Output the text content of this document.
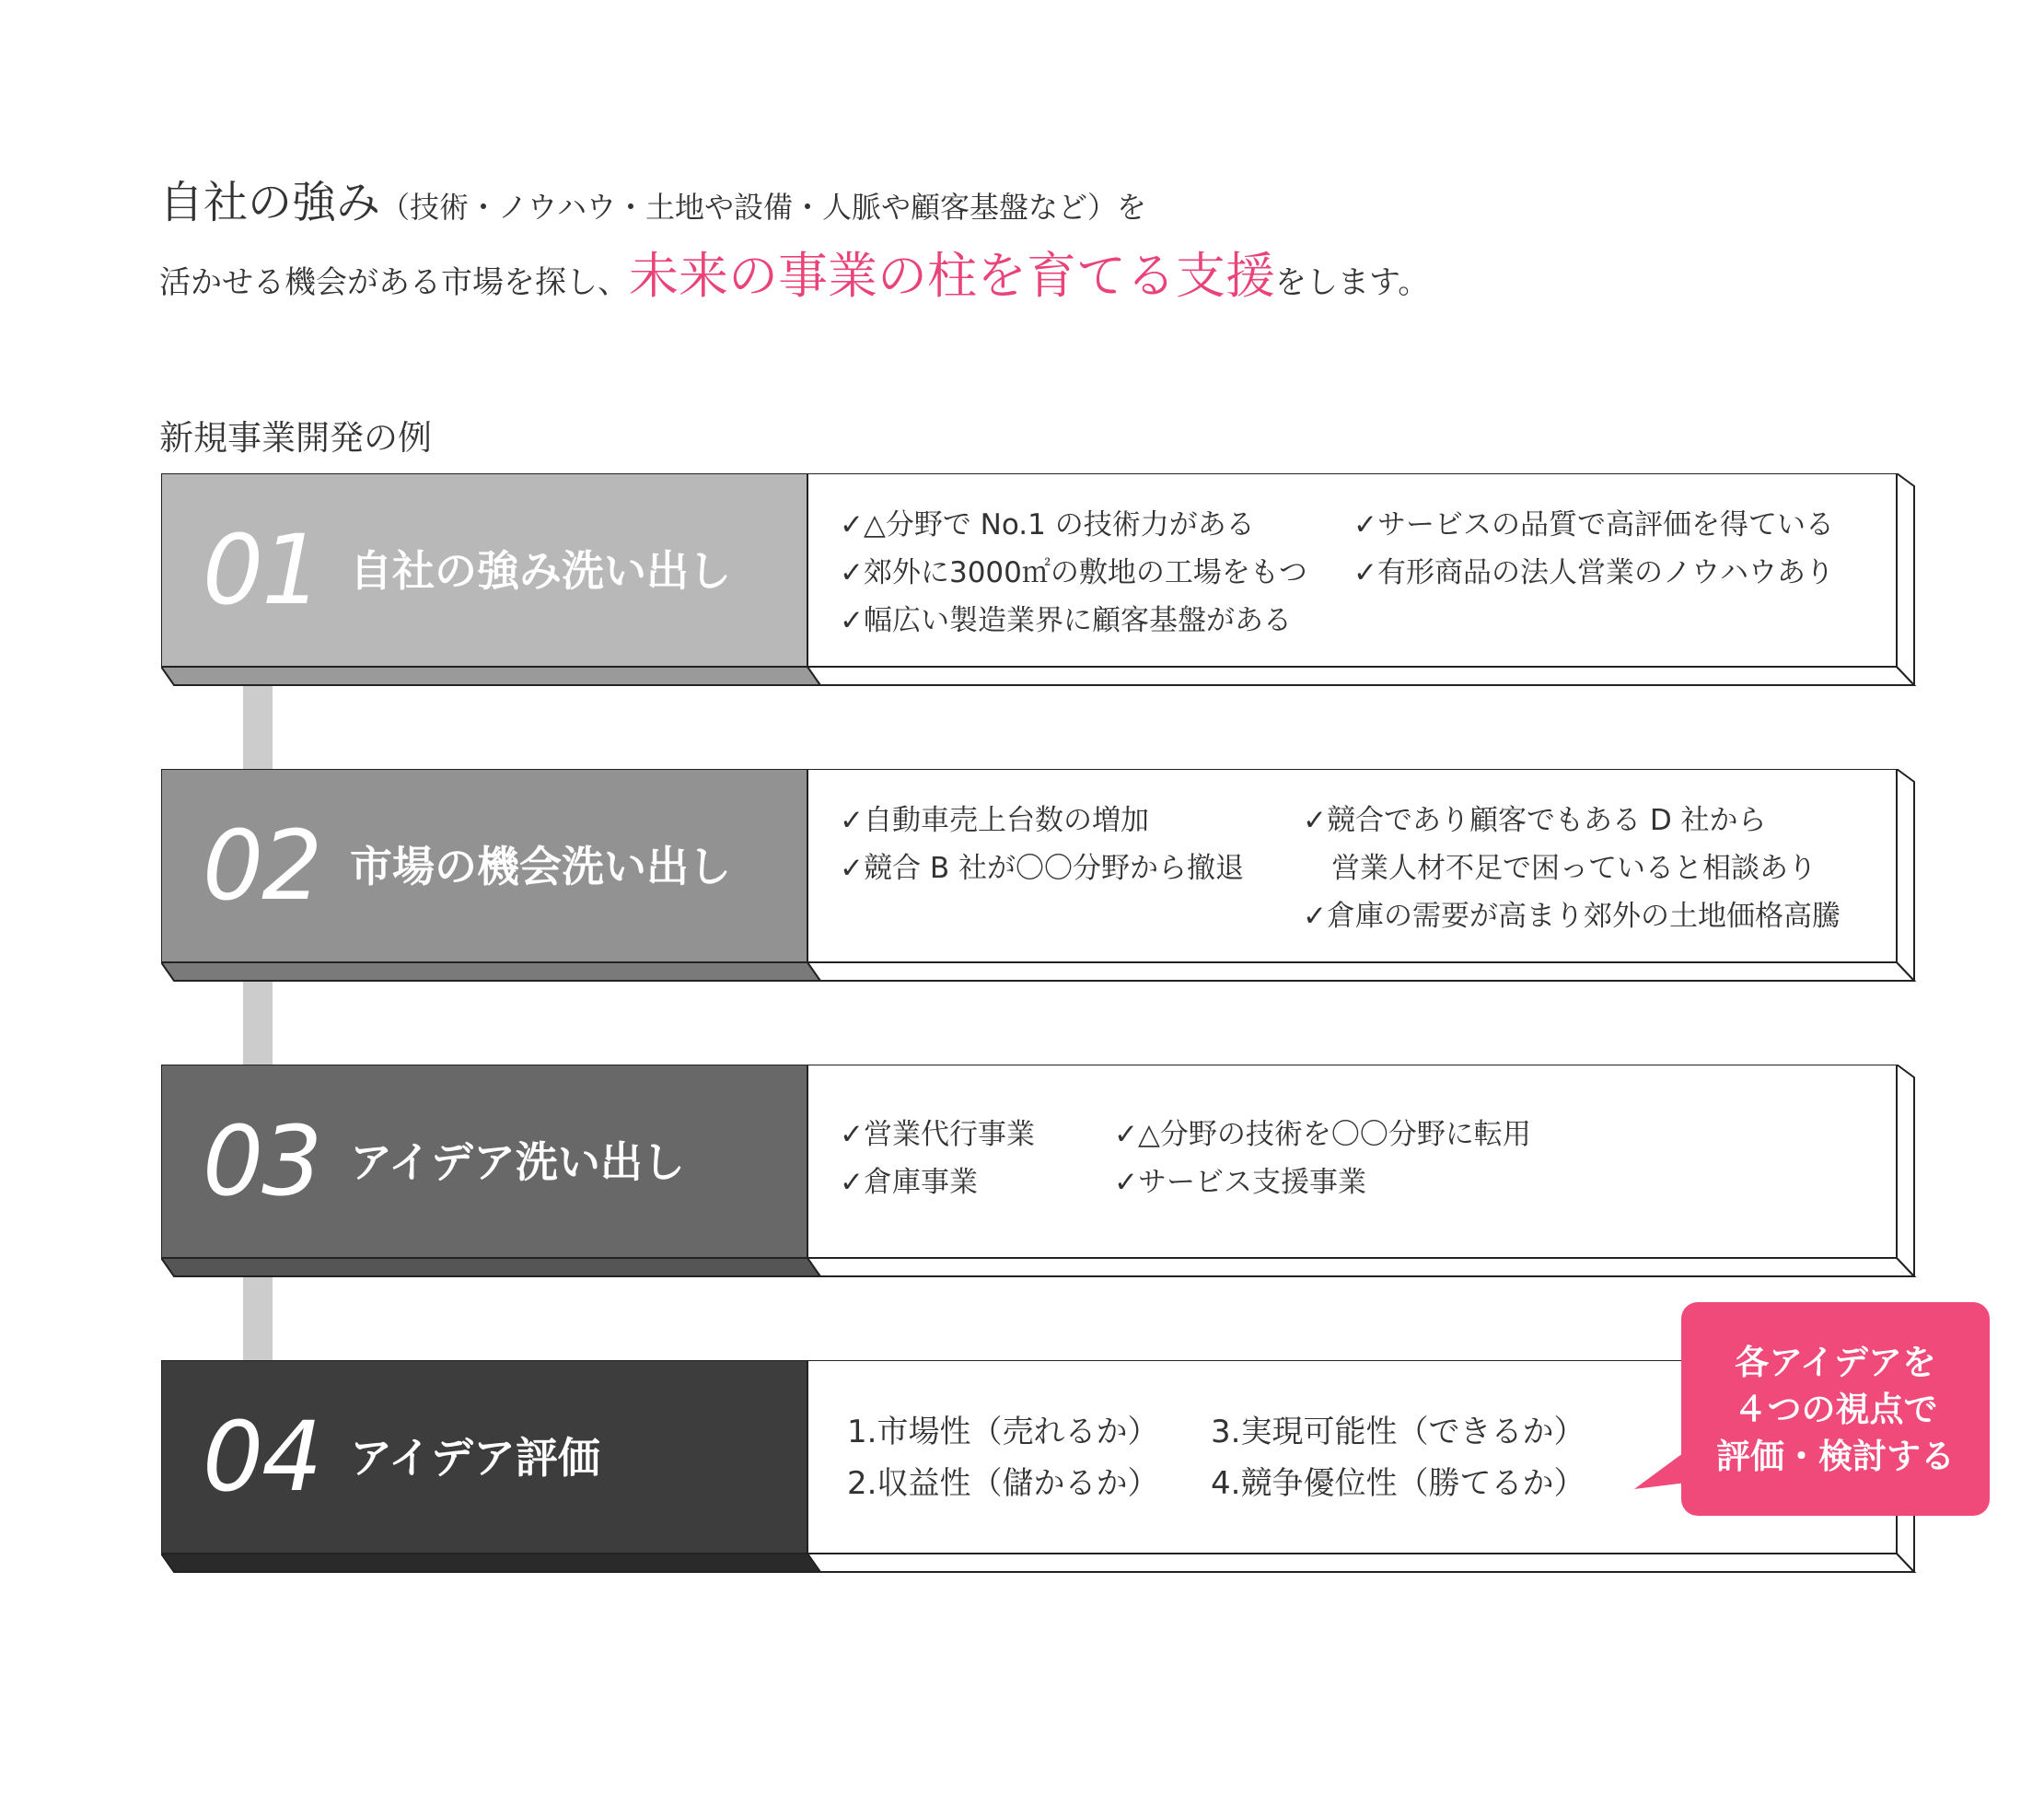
自社の強み（技術・ノウハウ・土地や設備・人脈や顧客基盤など）を
活かせる機会がある市場を探し、未来の事業の柱を育てる支援をします。
新規事業開発の例
01 自社の強み洗い出し
✓△分野で No.1 の技術力がある
✓郊外に3000㎡の敷地の工場をもつ
✓幅広い製造業界に顧客基盤がある
✓サービスの品質で高評価を得ている
✓有形商品の法人営業のノウハウあり
02 市場の機会洗い出し
✓自動車売上台数の増加
✓競合 B 社が〇〇分野から撤退
✓競合であり顧客でもある D 社から
　営業人材不足で困っていると相談あり
✓倉庫の需要が高まり郊外の土地価格高騰
03 アイデア洗い出し
✓営業代行事業
✓倉庫事業
✓△分野の技術を〇〇分野に転用
✓サービス支援事業
04 アイデア評価
1.市場性（売れるか）
2.収益性（儲かるか）
3.実現可能性（できるか）
4.競争優位性（勝てるか）
各アイデアを
４つの視点で
評価・検討する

____________

#### What is being asked
Reproduce all entries exactly. Pictures do not belong in the copy.

#### Result of the task
Output the text content of this document.
自社の強み（技術・ノウハウ・土地や設備・人脈や顧客基盤など）を
活かせる機会がある市場を探し、未来の事業の柱を育てる支援をします。
新規事業開発の例
01 自社の強み洗い出し
✓△分野で No.1 の技術力がある
✓郊外に3000㎡の敷地の工場をもつ
✓幅広い製造業界に顧客基盤がある
✓サービスの品質で高評価を得ている
✓有形商品の法人営業のノウハウあり
02 市場の機会洗い出し
✓自動車売上台数の増加
✓競合 B 社が〇〇分野から撤退
✓競合であり顧客でもある D 社から
　営業人材不足で困っていると相談あり
✓倉庫の需要が高まり郊外の土地価格高騰
03 アイデア洗い出し
✓営業代行事業
✓倉庫事業
✓△分野の技術を〇〇分野に転用
✓サービス支援事業
04 アイデア評価
1.市場性（売れるか）
2.収益性（儲かるか）
3.実現可能性（できるか）
4.競争優位性（勝てるか）
各アイデアを
４つの視点で
評価・検討する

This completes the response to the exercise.